*WORK TO COMPLETE*: Indicate only the number of lines in the listing below in which the word "name" appears.

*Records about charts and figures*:
* Start *
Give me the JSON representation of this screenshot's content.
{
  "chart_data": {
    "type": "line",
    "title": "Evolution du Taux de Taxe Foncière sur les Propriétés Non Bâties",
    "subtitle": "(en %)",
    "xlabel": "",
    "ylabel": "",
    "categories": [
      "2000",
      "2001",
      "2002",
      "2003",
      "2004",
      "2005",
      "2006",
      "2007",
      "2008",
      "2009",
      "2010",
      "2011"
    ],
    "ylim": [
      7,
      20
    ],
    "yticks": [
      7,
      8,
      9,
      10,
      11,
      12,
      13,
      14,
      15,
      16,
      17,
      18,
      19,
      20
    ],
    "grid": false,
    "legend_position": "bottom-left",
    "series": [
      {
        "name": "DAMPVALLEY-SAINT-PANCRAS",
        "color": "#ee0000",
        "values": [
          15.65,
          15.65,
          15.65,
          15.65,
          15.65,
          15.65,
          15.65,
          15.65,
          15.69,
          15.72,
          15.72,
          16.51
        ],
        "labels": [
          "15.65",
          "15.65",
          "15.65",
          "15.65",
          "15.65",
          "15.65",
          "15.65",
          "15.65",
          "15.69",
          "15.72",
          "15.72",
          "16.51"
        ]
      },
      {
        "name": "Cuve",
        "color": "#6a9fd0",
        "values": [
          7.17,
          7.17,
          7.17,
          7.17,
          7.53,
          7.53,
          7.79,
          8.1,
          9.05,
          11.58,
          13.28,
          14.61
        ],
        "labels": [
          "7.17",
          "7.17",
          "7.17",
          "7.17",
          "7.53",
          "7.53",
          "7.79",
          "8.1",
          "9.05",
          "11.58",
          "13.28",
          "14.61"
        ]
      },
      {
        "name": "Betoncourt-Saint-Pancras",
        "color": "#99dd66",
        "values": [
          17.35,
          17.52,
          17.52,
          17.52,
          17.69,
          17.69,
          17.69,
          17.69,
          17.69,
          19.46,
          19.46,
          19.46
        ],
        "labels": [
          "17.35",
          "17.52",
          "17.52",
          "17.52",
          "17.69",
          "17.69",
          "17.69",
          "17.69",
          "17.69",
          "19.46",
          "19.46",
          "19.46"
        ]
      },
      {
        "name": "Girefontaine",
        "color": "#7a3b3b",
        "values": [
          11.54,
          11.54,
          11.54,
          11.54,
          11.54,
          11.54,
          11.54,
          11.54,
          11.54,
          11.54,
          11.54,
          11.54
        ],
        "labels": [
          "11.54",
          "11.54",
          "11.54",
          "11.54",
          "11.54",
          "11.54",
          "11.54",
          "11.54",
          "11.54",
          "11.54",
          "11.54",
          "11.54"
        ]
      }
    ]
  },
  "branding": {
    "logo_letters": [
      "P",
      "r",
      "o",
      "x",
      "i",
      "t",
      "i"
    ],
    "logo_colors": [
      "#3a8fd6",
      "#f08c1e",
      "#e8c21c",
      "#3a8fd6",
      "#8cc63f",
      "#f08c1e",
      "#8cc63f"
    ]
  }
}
* End *
*COMPLETE OUTPUT*: 4